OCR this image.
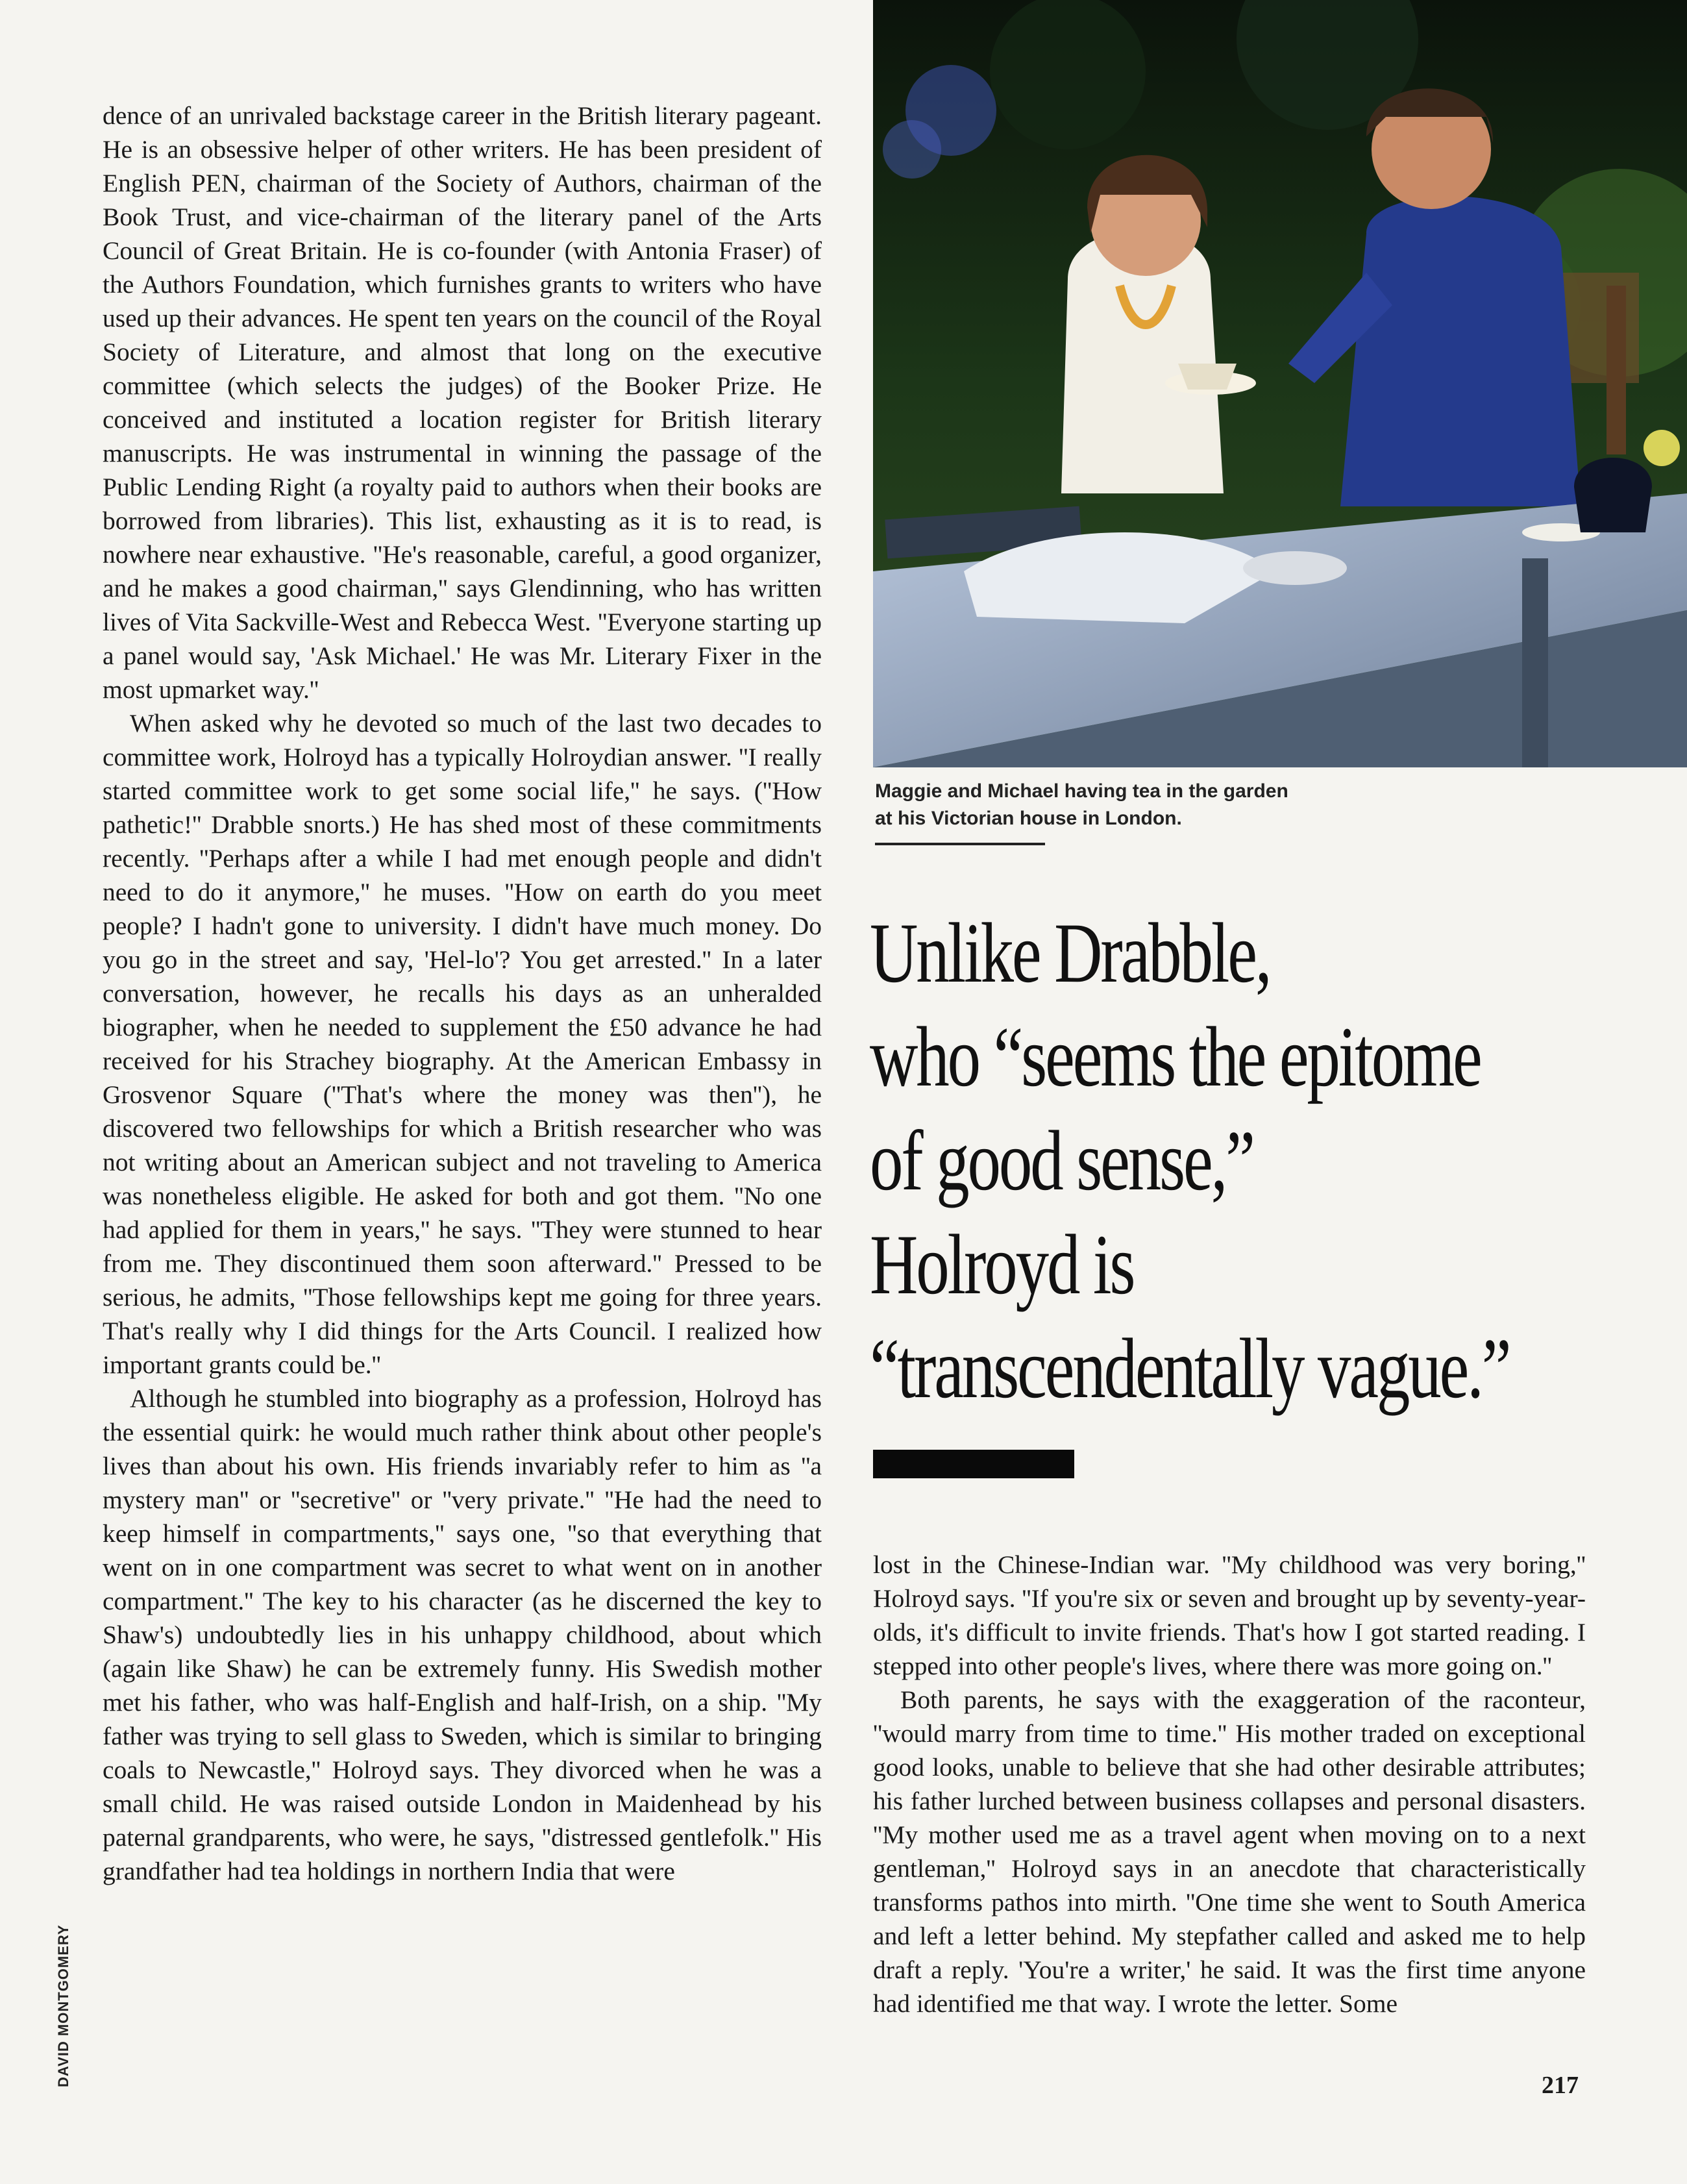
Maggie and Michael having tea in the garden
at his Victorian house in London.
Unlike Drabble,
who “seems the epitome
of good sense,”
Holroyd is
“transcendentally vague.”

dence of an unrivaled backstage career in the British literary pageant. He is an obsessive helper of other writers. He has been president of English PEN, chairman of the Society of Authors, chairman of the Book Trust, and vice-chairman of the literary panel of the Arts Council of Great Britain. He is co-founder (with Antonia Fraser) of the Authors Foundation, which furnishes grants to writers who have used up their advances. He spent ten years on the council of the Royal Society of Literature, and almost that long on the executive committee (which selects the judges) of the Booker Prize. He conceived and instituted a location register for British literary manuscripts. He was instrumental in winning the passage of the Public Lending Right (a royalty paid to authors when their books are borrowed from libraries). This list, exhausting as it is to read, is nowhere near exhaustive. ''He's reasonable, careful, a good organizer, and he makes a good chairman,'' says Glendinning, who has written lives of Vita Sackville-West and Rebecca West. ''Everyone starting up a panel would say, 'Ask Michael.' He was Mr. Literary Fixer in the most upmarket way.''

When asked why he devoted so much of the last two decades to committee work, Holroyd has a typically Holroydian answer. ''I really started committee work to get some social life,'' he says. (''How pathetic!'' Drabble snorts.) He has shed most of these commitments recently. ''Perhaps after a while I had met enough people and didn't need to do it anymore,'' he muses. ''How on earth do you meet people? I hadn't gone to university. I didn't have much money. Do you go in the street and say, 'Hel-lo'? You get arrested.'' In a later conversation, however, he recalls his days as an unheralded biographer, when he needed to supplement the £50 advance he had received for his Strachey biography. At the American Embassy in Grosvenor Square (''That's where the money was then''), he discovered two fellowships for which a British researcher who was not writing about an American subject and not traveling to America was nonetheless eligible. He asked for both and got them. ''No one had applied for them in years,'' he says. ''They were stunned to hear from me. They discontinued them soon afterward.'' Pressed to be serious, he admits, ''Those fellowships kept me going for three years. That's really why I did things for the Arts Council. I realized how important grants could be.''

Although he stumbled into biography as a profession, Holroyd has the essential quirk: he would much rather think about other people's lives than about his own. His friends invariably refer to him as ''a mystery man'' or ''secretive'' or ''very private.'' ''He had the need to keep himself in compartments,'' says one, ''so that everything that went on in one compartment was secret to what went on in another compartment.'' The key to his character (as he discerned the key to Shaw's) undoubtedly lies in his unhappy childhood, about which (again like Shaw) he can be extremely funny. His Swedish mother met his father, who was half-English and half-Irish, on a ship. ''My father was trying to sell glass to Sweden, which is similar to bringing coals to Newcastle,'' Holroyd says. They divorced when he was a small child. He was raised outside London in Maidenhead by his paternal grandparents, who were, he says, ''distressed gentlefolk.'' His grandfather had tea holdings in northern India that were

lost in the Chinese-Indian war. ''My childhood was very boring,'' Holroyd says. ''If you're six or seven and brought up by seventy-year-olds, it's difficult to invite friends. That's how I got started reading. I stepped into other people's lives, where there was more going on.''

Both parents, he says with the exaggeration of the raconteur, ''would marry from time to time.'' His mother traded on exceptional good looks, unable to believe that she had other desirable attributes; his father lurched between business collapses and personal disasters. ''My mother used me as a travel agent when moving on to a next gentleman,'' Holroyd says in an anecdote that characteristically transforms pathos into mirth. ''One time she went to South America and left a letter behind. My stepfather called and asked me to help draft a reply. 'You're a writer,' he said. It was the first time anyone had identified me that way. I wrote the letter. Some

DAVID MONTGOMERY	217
————————
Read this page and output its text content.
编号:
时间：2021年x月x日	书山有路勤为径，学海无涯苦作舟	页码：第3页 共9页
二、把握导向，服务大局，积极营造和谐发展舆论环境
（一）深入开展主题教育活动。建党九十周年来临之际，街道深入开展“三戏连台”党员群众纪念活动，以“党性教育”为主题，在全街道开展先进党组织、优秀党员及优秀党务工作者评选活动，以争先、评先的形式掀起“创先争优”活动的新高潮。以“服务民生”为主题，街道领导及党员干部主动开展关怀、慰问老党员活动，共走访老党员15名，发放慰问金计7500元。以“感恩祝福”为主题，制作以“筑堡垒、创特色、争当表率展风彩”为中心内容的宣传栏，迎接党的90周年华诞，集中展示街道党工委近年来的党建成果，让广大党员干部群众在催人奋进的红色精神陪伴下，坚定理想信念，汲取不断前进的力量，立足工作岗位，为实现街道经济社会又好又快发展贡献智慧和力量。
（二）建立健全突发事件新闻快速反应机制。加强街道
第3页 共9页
————————
▶ **DIRECTION**:
Tally the lines of the data that hold the string "Drabble". Answer with the number and nothing more.

▶ **FULL RESPONSE**:
2